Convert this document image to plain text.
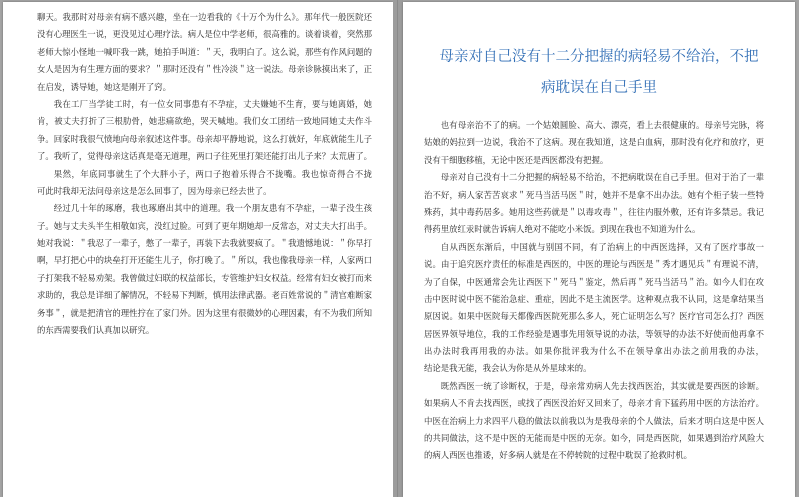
聊天。我那时对母亲有病不感兴趣，坐在一边看我的《十万个为什么》。那年代一般医院还
没有心理医生一说，更没见过心理疗法。病人是位中学老师，很高雅的。谈着谈着，突然那
老师大惊小怪地一喊吓我一跳，她拍手叫道：＂天，我明白了。这么说，那些有作风问题的
女人是因为有生理方面的要求？＂那时还没有＂性冷淡＂这一说法。母亲诊脉摸出来了，正
在启发，诱导她，她这是刚开了窍。
我在工厂当学徒工时，有一位女同事患有不孕症，丈夫嫌她不生育，要与她离婚，她
肯，被丈夫打折了三根肋骨，她悲痛欲绝，哭天喊地。我们女工团结一致地同她丈夫作斗
争。回家时我很气愤地向母亲叙述这件事。母亲却平静地说，这么打就好，年底就能生儿子
了。我听了，觉得母亲这话真是毫无道理，两口子往死里打架还能打出儿子来？太荒唐了。
果然，年底同事就生了个大胖小子，两口子抱着乐得合不拢嘴。我也惊奇得合不拢
可此时我却无法问母亲这是怎么回事了，因为母亲已经去世了。
经过几十年的琢磨，我也琢磨出其中的道理。我一个朋友患有不孕症，一辈子没生孩
子。她与丈夫头半生相敬如宾，没红过脸。可到了更年期她却一反常态，对丈夫大打出手。
她对我说：＂我忍了一辈子，憋了一辈子，再装下去我就要疯了。＂我遗憾地说：＂你早打
啊，早打把心中的块垒打开还能生儿子，你打晚了。＂所以，我也像我母亲一样，人家两口
子打架我不轻易劝架。我曾做过妇联的权益部长，专管维护妇女权益。经常有妇女被打而来
求助的，我总是详细了解情况，不轻易下判断，慎用法律武器。老百姓常说的＂清官难断家
务事＂，就是把清官的理性拧在了家门外。因为这里有很微妙的心理因素，有不为我们所知
的东西需要我们认真加以研究。
母亲对自己没有十二分把握的病轻易不给治，不把
病耽误在自己手里
也有母亲治不了的病。一个姑娘圆脸、高大、漂亮，看上去很健康的。母亲号完脉，将
姑娘的妈拉到一边说，我治不了这病。现在我知道，这是白血病，那时没有化疗和放疗，更
没有干细胞移植，无论中医还是西医都没有把握。
母亲对自己没有十二分把握的病轻易不给治，不把病耽误在自己手里。但对于治了一辈
治不好，病人家苦苦哀求＂死马当活马医＂时，她并不是拿不出办法。她有个柜子装一些特
殊药，其中毒药居多。她用这些药就是＂以毒攻毒＂，往往内服外敷，还有许多禁忌。我记
得药里放红汞时就告诉病人绝对不能吃小米饭。到现在我也不知道为什么。
自从西医东渐后，中国就与别国不同，有了治病上的中西医选择，又有了医疗事故一
说。由于追究医疗责任的标准是西医的，中医的理论与西医是＂秀才遇见兵＂有理说不清，
为了自保，中医通常会先让西医下＂死马＂鉴定，然后再＂死马当活马＂治。如今人们在攻
击中医时说中医不能治急症、重症，因此不是主流医学。这种观点我不认同，这是拿结果当
原因说。如果中医院每天都像西医院死那么多人，死亡证明怎么写？医疗官司怎么打？西医
居医界领导地位，我的工作经验是遇事先用领导说的办法，等领导的办法不好使而他再拿不
出办法时我再用我的办法。如果你批评我为什么不在领导拿出办法之前用我的办法，
结论是我无能，我会认为你是从外星球来的。
既然西医一统了诊断权，于是，母亲常劝病人先去找西医治，其实就是要西医的诊断。
如果病人不肯去找西医，或找了西医没治好又回来了，母亲才肯下猛药用中医的方法治疗。
中医在治病上力求四平八稳的做法以前我以为是我母亲的个人做法，后来才明白这是中医人
的共同做法，这不是中医的无能而是中医的无奈。如今，同是西医院，如果遇到治疗风险大
的病人西医也推诿，好多病人就是在不停转院的过程中耽误了抢救时机。
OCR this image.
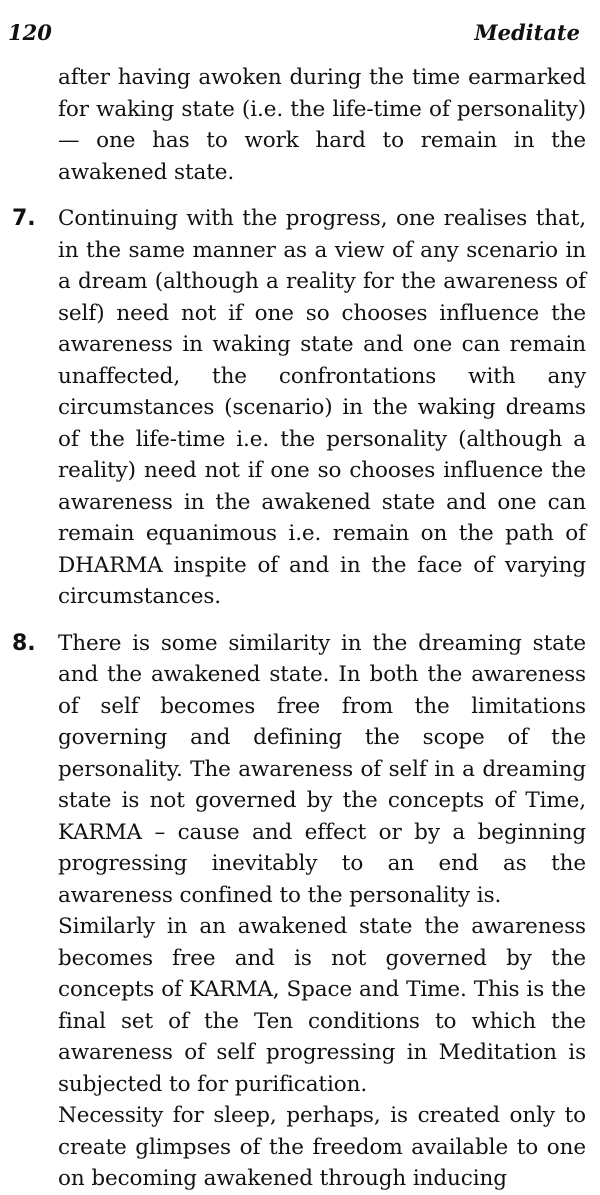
120	Meditate

after having awoken during the time earmarked for waking state (i.e. the life-time of personality) — one has to work hard to remain in the awakened state.

7.	Continuing with the progress, one realises that, in the same manner as a view of any scenario in a dream (although a reality for the awareness of self) need not if one so chooses influence the awareness in waking state and one can remain unaffected, the confrontations with any circumstances (scenario) in the waking dreams of the life-time i.e. the personality (although a reality) need not if one so chooses influence the awareness in the awakened state and one can remain equanimous i.e. remain on the path of DHARMA inspite of and in the face of varying circumstances.

8.	There is some similarity in the dreaming state and the awakened state. In both the awareness of self becomes free from the limitations governing and defining the scope of the personality. The awareness of self in a dreaming state is not governed by the concepts of Time, KARMA – cause and effect or by a beginning progressing inevitably to an end as the awareness confined to the personality is.

Similarly in an awakened state the awareness becomes free and is not governed by the concepts of KARMA, Space and Time. This is the final set of the Ten conditions to which the awareness of self progressing in Meditation is subjected to for purification.

Necessity for sleep, perhaps, is created only to create glimpses of the freedom available to one on becoming awakened through inducing
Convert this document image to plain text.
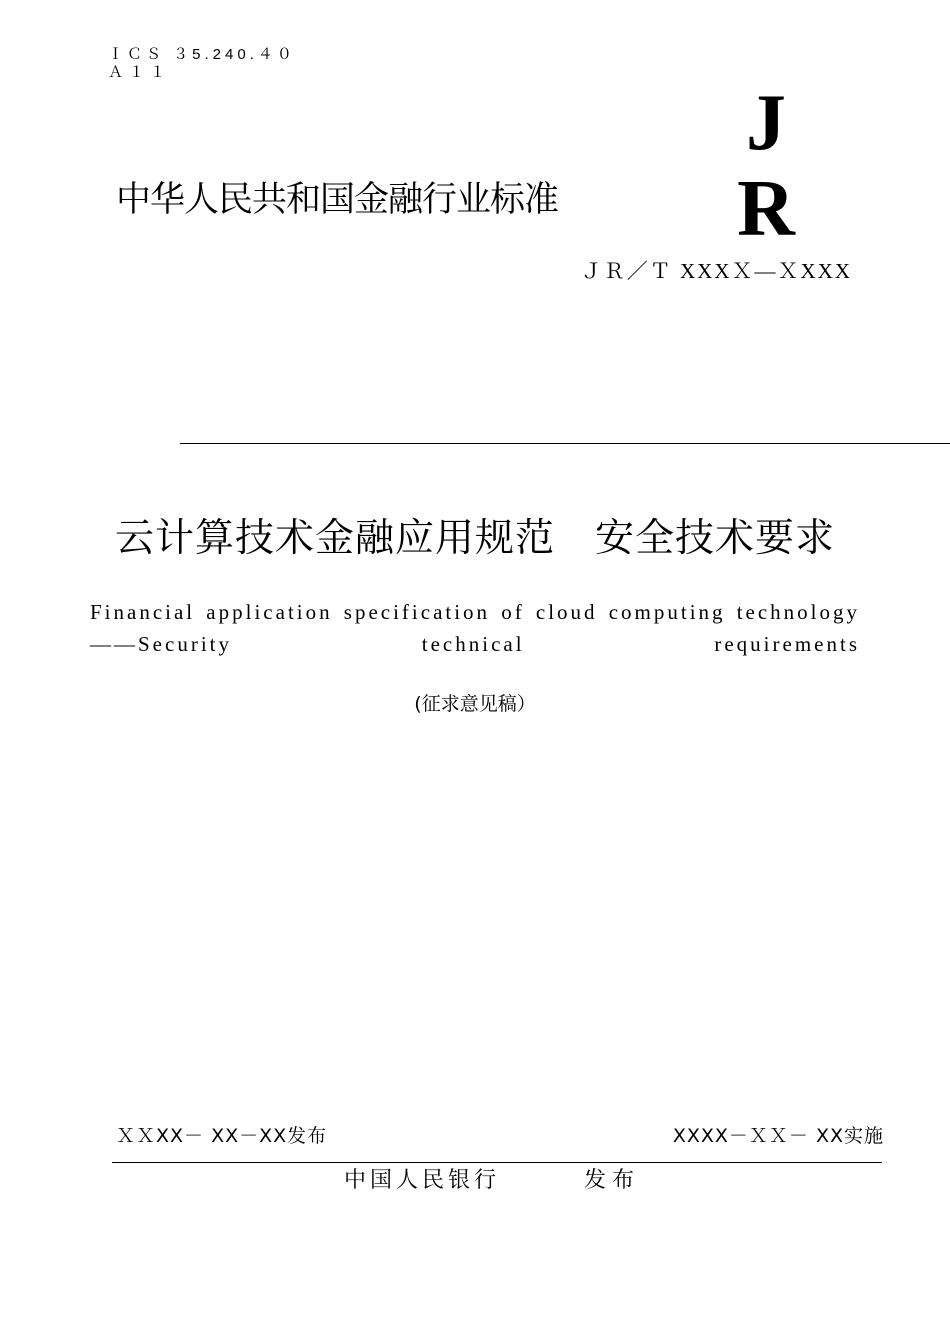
ＩＣＳ ３5.240.４０
Ａ１１
JR
中华人民共和国金融行业标准
ＪＲ／Ｔ XXXＸ—ＸXXX
云计算技术金融应用规范　安全技术要求
Financial application specification of cloud computing technology——Security technical requirements
(征求意见稿）
ＸＸXX－ XX－XX发布	XXXX－ＸＸ－ XX实施
中国人民银行	发布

○ ○ ○ ○

[EXERCISE DESCRIPTION]:
Pictures don't belong in the copy. Restate all the entries exactly.

[REPLY TO THE TASK]:
Convert this document image to plain text.
聊天。我那时对母亲有病不感兴趣，坐在一边看我的《十万个为什么》。那年代一般医院还
没有心理医生一说，更没见过心理疗法。病人是位中学老师，很高雅的。谈着谈着，突然那
老师大惊小怪地一喊吓我一跳，她拍手叫道：＂天，我明白了。这么说，那些有作风问题的
女人是因为有生理方面的要求？＂那时还没有＂性冷淡＂这一说法。母亲诊脉摸出来了，正
在启发，诱导她，她这是刚开了窍。
我在工厂当学徒工时，有一位女同事患有不孕症，丈夫嫌她不生育，要与她离婚，她
肯，被丈夫打折了三根肋骨，她悲痛欲绝，哭天喊地。我们女工团结一致地同她丈夫作斗
争。回家时我很气愤地向母亲叙述这件事。母亲却平静地说，这么打就好，年底就能生儿子
了。我听了，觉得母亲这话真是毫无道理，两口子往死里打架还能打出儿子来？太荒唐了。
果然，年底同事就生了个大胖小子，两口子抱着乐得合不拢嘴。我也惊奇得合不拢
可此时我却无法问母亲这是怎么回事了，因为母亲已经去世了。
经过几十年的琢磨，我也琢磨出其中的道理。我一个朋友患有不孕症，一辈子没生孩
子。她与丈夫头半生相敬如宾，没红过脸。可到了更年期她却一反常态，对丈夫大打出手。
她对我说：＂我忍了一辈子，憋了一辈子，再装下去我就要疯了。＂我遗憾地说：＂你早打
啊，早打把心中的块垒打开还能生儿子，你打晚了。＂所以，我也像我母亲一样，人家两口
子打架我不轻易劝架。我曾做过妇联的权益部长，专管维护妇女权益。经常有妇女被打而来
求助的，我总是详细了解情况，不轻易下判断，慎用法律武器。老百姓常说的＂清官难断家
务事＂，就是把清官的理性拧在了家门外。因为这里有很微妙的心理因素，有不为我们所知
的东西需要我们认真加以研究。
母亲对自己没有十二分把握的病轻易不给治，不把
病耽误在自己手里
也有母亲治不了的病。一个姑娘圆脸、高大、漂亮，看上去很健康的。母亲号完脉，将
姑娘的妈拉到一边说，我治不了这病。现在我知道，这是白血病，那时没有化疗和放疗，更
没有干细胞移植，无论中医还是西医都没有把握。
母亲对自己没有十二分把握的病轻易不给治，不把病耽误在自己手里。但对于治了一辈
治不好，病人家苦苦哀求＂死马当活马医＂时，她并不是拿不出办法。她有个柜子装一些特
殊药，其中毒药居多。她用这些药就是＂以毒攻毒＂，往往内服外敷，还有许多禁忌。我记
得药里放红汞时就告诉病人绝对不能吃小米饭。到现在我也不知道为什么。
自从西医东渐后，中国就与别国不同，有了治病上的中西医选择，又有了医疗事故一
说。由于追究医疗责任的标准是西医的，中医的理论与西医是＂秀才遇见兵＂有理说不清，
为了自保，中医通常会先让西医下＂死马＂鉴定，然后再＂死马当活马＂治。如今人们在攻
击中医时说中医不能治急症、重症，因此不是主流医学。这种观点我不认同，这是拿结果当
原因说。如果中医院每天都像西医院死那么多人，死亡证明怎么写？医疗官司怎么打？西医
居医界领导地位，我的工作经验是遇事先用领导说的办法，等领导的办法不好使而他再拿不
出办法时我再用我的办法。如果你批评我为什么不在领导拿出办法之前用我的办法，
结论是我无能，我会认为你是从外星球来的。
既然西医一统了诊断权，于是，母亲常劝病人先去找西医治，其实就是要西医的诊断。
如果病人不肯去找西医，或找了西医没治好又回来了，母亲才肯下猛药用中医的方法治疗。
中医在治病上力求四平八稳的做法以前我以为是我母亲的个人做法，后来才明白这是中医人
的共同做法，这不是中医的无能而是中医的无奈。如今，同是西医院，如果遇到治疗风险大
的病人西医也推诿，好多病人就是在不停转院的过程中耽误了抢救时机。
OCR this image.
120	Meditate

after having awoken during the time earmarked for waking state (i.e. the life-time of personality) — one has to work hard to remain in the awakened state.

7.	Continuing with the progress, one realises that, in the same manner as a view of any scenario in a dream (although a reality for the awareness of self) need not if one so chooses influence the awareness in waking state and one can remain unaffected, the confrontations with any circumstances (scenario) in the waking dreams of the life-time i.e. the personality (although a reality) need not if one so chooses influence the awareness in the awakened state and one can remain equanimous i.e. remain on the path of DHARMA inspite of and in the face of varying circumstances.

8.	There is some similarity in the dreaming state and the awakened state. In both the awareness of self becomes free from the limitations governing and defining the scope of the personality. The awareness of self in a dreaming state is not governed by the concepts of Time, KARMA – cause and effect or by a beginning progressing inevitably to an end as the awareness confined to the personality is.

Similarly in an awakened state the awareness becomes free and is not governed by the concepts of KARMA, Space and Time. This is the final set of the Ten conditions to which the awareness of self progressing in Meditation is subjected to for purification.

Necessity for sleep, perhaps, is created only to create glimpses of the freedom available to one on becoming awakened through inducing
Convert this document image to plain text.
ＩＣＳ ３5.240.４０
Ａ１１
JR
中华人民共和国金融行业标准
ＪＲ／Ｔ XXXＸ—ＸXXX
云计算技术金融应用规范　安全技术要求
Financial application specification of cloud computing technology——Security technical requirements
(征求意见稿）
ＸＸXX－ XX－XX发布	XXXX－ＸＸ－ XX实施
中国人民银行	发布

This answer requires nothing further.